MATERIAL FOR THIS EXERCISE:
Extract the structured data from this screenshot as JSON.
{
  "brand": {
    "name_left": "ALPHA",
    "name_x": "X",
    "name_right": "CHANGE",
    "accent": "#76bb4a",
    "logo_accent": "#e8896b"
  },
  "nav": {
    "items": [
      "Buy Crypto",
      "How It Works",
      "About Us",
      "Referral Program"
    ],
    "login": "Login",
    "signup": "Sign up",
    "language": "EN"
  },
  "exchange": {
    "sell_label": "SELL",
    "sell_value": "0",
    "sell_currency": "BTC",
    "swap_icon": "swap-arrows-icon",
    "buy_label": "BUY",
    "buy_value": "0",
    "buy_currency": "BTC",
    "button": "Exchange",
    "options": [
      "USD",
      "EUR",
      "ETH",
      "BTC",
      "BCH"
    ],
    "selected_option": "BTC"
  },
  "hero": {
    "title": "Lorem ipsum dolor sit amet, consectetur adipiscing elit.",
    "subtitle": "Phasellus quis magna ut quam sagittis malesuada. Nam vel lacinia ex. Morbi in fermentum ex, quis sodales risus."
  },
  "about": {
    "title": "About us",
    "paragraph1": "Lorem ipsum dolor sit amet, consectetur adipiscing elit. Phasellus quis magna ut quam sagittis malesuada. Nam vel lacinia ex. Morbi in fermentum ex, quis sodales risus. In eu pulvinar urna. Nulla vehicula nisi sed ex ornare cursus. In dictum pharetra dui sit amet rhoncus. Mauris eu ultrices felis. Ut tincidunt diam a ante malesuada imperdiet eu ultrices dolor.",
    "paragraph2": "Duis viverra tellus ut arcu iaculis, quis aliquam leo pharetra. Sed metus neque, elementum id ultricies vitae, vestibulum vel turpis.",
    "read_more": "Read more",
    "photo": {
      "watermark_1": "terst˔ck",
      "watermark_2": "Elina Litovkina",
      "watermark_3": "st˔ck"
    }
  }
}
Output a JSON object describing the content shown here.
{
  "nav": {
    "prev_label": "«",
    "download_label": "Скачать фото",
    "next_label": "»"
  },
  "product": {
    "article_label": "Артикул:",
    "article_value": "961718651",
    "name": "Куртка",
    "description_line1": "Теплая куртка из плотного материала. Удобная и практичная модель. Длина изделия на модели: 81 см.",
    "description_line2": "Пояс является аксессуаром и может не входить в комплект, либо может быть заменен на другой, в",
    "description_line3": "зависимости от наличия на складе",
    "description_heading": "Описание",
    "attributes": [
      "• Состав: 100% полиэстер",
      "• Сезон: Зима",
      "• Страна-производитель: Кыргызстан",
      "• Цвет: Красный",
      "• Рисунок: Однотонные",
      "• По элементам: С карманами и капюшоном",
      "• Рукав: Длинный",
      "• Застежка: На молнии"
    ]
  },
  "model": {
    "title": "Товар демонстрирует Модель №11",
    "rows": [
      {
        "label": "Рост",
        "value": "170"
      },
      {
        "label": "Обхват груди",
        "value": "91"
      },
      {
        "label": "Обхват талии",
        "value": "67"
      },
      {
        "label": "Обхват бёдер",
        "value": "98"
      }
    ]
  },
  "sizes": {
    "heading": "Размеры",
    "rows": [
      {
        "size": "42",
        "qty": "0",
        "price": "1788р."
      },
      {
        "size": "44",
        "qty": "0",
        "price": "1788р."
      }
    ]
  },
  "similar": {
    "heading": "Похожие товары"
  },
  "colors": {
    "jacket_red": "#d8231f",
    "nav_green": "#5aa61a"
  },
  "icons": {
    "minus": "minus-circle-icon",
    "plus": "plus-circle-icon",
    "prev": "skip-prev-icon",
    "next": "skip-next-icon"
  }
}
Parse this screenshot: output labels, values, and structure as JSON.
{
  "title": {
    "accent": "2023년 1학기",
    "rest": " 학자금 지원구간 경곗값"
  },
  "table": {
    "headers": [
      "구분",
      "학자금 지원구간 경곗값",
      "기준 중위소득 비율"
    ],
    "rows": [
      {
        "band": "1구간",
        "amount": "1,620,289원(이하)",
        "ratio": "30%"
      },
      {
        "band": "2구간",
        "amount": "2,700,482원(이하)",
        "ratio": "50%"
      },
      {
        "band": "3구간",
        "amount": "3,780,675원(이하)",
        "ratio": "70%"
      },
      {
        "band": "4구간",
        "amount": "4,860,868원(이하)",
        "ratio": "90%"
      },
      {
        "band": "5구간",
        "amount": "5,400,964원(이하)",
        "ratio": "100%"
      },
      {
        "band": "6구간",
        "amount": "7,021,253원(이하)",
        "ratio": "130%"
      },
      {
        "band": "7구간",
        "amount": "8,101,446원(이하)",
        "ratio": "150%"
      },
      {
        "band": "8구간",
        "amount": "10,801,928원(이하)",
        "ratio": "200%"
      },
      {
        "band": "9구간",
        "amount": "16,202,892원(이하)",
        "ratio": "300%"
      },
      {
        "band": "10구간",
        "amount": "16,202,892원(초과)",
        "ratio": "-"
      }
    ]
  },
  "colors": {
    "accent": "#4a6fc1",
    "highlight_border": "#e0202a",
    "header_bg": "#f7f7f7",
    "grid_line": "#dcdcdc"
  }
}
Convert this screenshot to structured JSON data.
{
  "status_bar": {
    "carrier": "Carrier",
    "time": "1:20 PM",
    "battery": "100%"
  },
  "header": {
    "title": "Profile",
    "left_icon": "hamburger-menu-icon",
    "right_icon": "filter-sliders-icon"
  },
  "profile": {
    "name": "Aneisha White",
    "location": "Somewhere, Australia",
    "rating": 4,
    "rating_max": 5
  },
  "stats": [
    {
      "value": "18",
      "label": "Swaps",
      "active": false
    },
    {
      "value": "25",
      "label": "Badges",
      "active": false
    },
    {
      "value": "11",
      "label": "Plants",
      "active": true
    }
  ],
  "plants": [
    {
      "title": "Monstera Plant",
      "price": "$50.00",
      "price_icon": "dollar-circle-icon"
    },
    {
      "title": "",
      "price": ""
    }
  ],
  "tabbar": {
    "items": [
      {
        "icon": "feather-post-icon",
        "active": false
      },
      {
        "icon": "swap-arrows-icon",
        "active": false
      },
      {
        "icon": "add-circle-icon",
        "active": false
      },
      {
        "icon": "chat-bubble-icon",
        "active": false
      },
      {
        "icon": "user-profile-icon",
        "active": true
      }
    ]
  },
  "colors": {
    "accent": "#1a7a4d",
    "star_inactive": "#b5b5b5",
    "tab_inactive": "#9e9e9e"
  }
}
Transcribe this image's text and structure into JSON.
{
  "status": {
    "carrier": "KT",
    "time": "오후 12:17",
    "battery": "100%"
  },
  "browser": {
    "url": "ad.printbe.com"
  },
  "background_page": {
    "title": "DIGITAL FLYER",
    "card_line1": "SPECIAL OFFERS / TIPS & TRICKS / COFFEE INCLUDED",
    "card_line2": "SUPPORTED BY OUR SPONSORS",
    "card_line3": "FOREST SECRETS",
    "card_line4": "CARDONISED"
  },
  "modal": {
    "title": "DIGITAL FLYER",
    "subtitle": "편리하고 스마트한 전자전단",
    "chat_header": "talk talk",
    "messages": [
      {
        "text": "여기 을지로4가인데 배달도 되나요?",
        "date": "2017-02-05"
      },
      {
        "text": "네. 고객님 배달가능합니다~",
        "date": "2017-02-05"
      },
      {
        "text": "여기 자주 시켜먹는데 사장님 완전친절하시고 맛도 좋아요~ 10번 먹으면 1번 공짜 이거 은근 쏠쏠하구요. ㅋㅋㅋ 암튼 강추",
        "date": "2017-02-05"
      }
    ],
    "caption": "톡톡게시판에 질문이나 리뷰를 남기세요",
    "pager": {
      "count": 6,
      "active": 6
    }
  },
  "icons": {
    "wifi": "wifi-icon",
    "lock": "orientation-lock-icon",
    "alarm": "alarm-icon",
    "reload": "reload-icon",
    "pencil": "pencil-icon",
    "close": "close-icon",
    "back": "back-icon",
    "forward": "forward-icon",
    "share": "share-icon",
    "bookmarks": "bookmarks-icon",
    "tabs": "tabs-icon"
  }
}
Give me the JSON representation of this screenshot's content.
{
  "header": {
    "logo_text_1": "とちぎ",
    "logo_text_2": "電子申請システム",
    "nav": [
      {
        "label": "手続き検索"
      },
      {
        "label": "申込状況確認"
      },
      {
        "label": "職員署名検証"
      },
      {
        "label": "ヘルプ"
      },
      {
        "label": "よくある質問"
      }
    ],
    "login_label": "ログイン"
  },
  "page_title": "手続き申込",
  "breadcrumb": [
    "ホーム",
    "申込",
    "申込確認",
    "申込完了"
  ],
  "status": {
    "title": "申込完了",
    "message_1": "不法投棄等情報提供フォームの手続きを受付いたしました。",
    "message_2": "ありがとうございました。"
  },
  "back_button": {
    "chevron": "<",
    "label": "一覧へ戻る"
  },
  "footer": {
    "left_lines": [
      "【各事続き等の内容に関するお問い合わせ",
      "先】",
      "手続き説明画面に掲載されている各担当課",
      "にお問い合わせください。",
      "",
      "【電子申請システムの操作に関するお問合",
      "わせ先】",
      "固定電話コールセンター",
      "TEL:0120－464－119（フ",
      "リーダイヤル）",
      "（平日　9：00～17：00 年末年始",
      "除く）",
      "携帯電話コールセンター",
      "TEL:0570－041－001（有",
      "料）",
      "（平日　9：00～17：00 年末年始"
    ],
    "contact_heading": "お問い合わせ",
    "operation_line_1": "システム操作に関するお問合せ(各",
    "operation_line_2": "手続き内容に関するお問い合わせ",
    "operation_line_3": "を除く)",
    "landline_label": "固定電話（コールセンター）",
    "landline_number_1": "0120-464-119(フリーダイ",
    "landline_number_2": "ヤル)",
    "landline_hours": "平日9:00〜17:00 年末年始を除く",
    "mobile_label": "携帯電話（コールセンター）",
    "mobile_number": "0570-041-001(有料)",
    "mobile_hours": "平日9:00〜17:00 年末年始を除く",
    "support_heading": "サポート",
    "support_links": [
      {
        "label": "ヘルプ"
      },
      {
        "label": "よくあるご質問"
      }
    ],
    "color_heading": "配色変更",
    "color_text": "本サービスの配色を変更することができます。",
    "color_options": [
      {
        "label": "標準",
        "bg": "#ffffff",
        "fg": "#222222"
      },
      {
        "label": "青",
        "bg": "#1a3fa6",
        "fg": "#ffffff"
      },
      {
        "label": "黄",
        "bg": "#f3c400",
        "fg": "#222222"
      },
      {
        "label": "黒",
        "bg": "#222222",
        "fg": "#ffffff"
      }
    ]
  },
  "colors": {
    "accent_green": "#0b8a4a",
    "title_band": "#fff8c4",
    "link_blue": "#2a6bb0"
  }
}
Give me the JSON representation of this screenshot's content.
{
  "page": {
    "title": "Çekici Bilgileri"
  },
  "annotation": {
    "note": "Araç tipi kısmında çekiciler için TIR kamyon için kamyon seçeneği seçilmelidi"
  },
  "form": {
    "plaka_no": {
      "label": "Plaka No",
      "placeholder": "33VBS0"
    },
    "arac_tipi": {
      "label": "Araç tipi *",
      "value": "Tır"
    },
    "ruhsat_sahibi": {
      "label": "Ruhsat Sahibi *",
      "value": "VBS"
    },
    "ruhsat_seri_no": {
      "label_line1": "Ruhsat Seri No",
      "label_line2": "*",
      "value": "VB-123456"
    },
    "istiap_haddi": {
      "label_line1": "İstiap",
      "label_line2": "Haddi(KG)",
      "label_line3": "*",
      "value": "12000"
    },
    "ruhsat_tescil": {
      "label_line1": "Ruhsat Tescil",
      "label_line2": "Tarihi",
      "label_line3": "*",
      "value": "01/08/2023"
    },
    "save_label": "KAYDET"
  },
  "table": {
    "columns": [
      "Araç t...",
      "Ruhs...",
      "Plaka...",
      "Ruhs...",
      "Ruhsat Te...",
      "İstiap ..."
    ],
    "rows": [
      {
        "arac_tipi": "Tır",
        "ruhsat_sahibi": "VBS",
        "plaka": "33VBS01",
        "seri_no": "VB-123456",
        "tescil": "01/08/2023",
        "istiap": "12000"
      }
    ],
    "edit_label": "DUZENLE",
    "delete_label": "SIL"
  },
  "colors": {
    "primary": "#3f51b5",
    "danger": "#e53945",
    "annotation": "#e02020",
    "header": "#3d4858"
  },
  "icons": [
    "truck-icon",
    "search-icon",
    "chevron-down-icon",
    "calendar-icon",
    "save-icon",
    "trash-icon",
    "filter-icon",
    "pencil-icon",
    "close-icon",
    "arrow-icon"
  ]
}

SET TASK: Search the listing for the word "Обхват". Copy every line in which it occurs.

FINAL RESULT:
        "label": "Обхват груди",
        "label": "Обхват талии",
        "label": "Обхват бёдер",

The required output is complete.